Stated goal:
Please copy the records word for word, from their start through the line containing "- measurement-point: [545, 136, 551, 142]", with both ends included.

(Spatial annotation records)
# # # #

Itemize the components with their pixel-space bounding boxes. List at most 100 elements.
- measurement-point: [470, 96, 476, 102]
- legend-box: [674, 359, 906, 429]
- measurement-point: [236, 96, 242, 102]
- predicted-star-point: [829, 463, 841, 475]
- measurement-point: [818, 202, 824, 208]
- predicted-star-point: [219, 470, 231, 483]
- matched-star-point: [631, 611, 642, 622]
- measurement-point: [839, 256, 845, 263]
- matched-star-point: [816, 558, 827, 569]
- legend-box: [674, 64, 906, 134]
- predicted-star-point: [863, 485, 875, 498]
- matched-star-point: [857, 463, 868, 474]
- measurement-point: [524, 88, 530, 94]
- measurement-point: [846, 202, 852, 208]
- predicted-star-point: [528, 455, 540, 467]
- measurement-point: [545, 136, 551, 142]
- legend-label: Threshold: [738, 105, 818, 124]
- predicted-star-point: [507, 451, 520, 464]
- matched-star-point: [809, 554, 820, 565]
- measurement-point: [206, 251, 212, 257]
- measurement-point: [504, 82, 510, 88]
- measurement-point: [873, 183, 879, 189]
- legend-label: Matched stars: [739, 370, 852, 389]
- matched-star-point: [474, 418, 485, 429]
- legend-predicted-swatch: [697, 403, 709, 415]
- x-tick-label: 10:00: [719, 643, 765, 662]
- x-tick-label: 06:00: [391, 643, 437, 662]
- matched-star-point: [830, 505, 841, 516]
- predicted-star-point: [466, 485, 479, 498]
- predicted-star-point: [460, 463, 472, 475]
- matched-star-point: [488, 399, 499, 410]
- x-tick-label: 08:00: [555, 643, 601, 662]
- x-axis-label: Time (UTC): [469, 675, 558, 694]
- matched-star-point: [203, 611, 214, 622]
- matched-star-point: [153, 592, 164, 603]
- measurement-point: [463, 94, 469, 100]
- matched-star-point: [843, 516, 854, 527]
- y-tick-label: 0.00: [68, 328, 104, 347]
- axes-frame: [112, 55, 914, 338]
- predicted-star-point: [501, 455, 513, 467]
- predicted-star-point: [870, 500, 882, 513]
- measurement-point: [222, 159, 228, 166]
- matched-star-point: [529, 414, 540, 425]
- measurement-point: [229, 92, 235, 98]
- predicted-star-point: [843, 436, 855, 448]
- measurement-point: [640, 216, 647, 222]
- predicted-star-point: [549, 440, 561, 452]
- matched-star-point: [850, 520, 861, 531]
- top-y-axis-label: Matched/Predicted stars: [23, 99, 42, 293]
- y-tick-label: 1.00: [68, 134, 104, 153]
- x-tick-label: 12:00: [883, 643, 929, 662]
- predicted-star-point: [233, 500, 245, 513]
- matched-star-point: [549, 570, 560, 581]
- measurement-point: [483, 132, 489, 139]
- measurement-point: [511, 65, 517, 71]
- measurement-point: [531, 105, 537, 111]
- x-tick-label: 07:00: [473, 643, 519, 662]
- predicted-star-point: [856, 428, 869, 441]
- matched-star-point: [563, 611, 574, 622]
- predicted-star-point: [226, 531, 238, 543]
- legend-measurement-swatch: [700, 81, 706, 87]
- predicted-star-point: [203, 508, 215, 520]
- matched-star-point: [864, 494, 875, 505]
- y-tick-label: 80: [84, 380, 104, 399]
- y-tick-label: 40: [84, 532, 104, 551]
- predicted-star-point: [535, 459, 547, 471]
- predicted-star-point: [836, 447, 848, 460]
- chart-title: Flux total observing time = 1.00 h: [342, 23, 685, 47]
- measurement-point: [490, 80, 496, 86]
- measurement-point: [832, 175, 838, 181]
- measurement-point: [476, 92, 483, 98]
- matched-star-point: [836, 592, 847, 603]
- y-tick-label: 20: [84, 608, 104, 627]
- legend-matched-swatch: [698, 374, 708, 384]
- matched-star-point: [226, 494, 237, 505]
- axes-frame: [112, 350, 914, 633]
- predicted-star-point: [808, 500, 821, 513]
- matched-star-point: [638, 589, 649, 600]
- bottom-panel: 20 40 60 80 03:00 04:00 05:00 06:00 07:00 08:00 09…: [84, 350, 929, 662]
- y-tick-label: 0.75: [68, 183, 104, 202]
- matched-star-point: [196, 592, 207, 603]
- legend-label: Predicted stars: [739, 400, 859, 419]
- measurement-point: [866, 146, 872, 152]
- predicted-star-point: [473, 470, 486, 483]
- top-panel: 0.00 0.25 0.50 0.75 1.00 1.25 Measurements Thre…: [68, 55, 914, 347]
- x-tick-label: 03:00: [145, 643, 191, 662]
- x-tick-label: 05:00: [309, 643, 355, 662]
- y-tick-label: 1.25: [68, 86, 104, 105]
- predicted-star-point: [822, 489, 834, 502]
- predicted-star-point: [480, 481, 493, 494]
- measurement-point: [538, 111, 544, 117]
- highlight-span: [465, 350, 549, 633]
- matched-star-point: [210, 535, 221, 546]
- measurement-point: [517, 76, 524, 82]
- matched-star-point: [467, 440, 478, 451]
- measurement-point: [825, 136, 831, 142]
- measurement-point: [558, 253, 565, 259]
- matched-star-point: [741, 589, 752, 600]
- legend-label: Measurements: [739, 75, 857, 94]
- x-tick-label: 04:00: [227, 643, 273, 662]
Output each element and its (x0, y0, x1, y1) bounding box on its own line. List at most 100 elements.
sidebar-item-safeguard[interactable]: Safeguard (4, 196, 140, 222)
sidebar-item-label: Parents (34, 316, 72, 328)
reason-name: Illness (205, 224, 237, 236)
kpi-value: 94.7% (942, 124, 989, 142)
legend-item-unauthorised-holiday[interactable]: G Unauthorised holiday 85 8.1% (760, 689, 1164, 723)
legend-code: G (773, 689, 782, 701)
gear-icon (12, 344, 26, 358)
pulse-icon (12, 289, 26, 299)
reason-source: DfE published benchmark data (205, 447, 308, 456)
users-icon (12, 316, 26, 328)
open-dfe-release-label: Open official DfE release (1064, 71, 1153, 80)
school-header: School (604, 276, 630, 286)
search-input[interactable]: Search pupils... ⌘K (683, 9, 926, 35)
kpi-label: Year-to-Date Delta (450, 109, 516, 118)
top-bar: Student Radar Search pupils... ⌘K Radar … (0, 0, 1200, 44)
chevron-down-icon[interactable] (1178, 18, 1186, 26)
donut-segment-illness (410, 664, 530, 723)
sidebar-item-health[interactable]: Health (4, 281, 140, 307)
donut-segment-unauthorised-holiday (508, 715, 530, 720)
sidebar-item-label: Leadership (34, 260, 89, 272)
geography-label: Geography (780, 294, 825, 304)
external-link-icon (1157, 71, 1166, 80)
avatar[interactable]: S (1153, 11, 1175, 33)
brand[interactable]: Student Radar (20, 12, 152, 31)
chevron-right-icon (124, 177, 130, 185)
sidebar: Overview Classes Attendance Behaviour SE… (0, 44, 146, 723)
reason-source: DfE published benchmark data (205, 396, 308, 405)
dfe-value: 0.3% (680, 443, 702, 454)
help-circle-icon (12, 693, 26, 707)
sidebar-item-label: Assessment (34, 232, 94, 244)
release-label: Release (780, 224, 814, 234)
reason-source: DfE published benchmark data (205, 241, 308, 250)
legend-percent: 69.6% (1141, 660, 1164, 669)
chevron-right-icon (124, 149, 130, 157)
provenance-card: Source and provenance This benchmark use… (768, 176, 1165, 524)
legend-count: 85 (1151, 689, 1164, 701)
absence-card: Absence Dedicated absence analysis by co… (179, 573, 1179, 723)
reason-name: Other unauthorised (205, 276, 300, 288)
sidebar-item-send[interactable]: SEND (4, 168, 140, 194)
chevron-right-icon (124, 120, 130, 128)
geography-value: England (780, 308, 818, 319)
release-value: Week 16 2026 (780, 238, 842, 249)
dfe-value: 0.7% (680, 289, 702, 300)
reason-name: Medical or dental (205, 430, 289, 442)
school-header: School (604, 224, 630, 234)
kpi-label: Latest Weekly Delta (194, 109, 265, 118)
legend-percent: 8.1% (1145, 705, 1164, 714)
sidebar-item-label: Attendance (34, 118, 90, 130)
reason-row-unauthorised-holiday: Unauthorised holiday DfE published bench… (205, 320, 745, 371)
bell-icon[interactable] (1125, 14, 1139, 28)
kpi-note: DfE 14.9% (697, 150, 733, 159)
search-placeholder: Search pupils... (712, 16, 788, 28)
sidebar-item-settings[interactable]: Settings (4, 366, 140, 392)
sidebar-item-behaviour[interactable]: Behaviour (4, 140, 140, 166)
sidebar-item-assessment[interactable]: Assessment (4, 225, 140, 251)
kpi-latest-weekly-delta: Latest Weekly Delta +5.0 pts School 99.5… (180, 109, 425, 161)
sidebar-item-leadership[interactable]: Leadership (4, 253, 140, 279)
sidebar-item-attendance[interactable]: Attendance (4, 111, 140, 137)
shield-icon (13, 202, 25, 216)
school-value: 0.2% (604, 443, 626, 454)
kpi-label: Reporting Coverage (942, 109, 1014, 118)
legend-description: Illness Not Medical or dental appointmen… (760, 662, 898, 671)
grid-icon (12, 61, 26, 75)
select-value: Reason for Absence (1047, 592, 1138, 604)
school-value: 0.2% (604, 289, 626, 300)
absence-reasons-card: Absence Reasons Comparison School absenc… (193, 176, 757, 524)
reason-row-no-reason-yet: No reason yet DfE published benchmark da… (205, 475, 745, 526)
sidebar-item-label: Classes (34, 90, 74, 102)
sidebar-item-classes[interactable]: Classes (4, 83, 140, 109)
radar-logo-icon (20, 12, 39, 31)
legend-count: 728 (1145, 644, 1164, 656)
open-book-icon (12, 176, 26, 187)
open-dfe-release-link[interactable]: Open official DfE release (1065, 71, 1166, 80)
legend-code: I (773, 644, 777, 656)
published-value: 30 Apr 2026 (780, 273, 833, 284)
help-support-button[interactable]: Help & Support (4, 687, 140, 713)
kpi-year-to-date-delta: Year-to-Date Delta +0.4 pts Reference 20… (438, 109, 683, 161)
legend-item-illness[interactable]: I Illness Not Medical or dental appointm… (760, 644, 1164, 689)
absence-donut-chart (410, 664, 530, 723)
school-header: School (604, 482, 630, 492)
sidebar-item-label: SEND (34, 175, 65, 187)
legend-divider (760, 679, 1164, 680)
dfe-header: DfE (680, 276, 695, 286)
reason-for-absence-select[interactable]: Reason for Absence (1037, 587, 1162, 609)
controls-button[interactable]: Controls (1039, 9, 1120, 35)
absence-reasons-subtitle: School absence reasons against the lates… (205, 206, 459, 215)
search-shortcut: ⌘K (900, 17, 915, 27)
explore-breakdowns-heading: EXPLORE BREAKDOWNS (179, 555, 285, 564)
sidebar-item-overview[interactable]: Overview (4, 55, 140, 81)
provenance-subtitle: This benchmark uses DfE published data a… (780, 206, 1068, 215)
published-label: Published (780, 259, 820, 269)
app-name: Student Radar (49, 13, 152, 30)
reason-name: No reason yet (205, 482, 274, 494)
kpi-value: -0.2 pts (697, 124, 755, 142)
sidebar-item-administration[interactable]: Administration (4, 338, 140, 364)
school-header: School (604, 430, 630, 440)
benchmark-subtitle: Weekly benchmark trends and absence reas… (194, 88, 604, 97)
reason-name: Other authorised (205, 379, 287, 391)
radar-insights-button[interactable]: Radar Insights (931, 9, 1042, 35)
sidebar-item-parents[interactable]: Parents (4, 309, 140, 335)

# # # #

Task solution:
Itemize the components with their pixel-space bounding boxes. List at most 100 elements.
- measurement-point: [470, 96, 476, 102]
- legend-box: [674, 359, 906, 429]
- measurement-point: [236, 96, 242, 102]
- predicted-star-point: [829, 463, 841, 475]
- measurement-point: [818, 202, 824, 208]
- predicted-star-point: [219, 470, 231, 483]
- matched-star-point: [631, 611, 642, 622]
- measurement-point: [839, 256, 845, 263]
- matched-star-point: [816, 558, 827, 569]
- legend-box: [674, 64, 906, 134]
- predicted-star-point: [863, 485, 875, 498]
- matched-star-point: [857, 463, 868, 474]
- measurement-point: [524, 88, 530, 94]
- measurement-point: [846, 202, 852, 208]
- predicted-star-point: [528, 455, 540, 467]
- measurement-point: [545, 136, 551, 142]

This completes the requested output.